### SET TASK
Reply with one number only, the count of lines holding the string "Inlet".

### DATA
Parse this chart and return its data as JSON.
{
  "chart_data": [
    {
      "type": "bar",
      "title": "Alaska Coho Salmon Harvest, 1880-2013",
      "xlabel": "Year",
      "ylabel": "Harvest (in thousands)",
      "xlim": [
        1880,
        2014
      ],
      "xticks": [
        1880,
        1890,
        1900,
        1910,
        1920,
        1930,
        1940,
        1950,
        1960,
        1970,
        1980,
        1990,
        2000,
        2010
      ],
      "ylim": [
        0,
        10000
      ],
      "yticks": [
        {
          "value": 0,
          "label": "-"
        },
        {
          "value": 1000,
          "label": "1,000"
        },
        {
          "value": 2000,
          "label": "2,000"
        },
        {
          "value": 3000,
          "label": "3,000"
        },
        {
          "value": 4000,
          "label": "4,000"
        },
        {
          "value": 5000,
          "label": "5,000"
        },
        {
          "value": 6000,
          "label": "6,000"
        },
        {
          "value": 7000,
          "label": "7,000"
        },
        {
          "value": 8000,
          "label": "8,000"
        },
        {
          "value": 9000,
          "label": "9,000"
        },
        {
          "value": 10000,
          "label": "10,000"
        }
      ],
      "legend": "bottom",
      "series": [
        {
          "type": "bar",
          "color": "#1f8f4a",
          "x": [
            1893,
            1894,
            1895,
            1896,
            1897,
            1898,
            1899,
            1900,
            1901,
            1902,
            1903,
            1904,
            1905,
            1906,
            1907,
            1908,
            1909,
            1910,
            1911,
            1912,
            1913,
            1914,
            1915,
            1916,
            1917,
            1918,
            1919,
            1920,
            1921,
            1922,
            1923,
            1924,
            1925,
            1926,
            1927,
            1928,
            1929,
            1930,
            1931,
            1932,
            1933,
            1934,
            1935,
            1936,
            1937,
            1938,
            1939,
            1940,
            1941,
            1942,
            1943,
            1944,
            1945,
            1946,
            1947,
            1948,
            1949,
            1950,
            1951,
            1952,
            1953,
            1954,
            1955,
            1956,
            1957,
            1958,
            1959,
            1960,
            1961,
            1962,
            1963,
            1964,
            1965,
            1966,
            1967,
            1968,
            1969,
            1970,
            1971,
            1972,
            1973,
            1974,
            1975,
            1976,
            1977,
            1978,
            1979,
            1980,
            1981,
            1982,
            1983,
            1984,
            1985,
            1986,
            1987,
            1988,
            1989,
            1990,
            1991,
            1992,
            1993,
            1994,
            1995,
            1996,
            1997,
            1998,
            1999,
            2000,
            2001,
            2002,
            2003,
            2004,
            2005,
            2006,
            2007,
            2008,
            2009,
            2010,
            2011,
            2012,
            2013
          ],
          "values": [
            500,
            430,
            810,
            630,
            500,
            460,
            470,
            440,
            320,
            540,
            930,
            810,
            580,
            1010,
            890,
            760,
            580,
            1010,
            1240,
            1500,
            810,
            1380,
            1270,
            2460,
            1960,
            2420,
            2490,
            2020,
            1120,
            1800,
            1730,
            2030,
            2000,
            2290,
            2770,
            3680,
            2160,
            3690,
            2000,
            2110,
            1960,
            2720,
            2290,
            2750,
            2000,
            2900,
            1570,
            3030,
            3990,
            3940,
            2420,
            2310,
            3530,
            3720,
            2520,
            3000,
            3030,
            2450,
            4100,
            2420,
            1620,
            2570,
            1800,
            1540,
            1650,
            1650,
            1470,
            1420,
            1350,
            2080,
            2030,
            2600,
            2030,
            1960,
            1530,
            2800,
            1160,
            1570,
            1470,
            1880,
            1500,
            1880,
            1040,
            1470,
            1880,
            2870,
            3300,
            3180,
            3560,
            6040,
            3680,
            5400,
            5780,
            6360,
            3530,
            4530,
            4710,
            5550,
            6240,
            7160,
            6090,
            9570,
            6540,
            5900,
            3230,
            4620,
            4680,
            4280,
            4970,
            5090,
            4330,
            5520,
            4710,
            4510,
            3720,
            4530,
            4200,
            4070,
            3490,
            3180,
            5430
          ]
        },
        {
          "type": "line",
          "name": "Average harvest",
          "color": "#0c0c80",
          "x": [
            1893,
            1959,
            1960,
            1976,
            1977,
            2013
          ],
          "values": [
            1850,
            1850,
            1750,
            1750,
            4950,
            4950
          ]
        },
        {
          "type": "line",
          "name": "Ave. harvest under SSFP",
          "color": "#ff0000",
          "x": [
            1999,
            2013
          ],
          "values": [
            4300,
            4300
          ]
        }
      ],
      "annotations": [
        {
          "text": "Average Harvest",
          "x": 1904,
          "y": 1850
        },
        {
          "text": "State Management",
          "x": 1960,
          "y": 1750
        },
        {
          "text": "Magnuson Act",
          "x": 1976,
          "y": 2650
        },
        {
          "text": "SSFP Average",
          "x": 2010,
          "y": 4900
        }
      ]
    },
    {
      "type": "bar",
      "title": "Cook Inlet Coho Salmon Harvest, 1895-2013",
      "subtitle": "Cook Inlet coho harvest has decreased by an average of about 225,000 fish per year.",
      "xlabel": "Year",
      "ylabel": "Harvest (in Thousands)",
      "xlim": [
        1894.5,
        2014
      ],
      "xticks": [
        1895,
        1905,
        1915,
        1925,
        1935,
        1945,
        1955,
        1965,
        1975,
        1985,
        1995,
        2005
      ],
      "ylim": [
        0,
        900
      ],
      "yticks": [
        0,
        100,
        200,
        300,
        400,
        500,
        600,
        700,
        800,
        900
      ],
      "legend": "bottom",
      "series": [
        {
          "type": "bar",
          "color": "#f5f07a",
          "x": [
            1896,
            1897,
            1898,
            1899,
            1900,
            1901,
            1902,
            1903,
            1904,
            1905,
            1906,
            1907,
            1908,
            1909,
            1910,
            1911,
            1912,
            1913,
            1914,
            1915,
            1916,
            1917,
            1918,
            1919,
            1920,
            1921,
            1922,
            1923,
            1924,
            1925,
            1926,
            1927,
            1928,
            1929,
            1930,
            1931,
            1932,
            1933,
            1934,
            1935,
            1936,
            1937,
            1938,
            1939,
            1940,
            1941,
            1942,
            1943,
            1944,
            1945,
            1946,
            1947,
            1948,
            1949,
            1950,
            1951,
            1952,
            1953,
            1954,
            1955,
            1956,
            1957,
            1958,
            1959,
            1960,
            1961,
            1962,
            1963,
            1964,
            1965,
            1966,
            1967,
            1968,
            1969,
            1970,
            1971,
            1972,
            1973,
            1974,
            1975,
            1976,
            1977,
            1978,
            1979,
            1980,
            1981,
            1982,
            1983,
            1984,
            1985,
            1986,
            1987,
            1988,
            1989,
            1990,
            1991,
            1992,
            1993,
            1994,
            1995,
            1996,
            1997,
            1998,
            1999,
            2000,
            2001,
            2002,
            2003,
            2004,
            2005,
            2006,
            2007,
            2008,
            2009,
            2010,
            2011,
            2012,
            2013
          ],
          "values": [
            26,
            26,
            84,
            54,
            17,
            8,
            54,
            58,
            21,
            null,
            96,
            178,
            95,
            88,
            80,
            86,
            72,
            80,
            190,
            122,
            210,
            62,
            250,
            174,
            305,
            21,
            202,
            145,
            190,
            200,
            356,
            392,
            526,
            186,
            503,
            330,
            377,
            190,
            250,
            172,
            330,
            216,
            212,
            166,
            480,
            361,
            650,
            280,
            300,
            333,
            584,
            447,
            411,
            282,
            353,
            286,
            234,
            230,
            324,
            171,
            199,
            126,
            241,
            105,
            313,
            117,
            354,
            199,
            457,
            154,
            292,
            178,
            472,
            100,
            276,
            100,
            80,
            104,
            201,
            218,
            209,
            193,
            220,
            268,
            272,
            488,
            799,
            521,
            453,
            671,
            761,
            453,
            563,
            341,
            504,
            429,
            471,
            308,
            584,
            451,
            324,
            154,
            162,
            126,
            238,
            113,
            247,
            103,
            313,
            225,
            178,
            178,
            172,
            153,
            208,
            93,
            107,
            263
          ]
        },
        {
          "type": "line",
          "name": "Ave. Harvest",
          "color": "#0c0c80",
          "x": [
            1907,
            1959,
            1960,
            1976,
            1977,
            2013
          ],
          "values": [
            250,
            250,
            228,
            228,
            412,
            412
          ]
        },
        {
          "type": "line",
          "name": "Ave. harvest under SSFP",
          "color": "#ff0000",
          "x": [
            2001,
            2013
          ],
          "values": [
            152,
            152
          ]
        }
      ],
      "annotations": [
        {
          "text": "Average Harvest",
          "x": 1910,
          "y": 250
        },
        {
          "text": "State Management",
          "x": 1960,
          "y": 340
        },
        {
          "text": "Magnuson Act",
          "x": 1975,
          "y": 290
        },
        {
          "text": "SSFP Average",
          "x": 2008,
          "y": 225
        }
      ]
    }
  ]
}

### SOLVED EXERCISE
2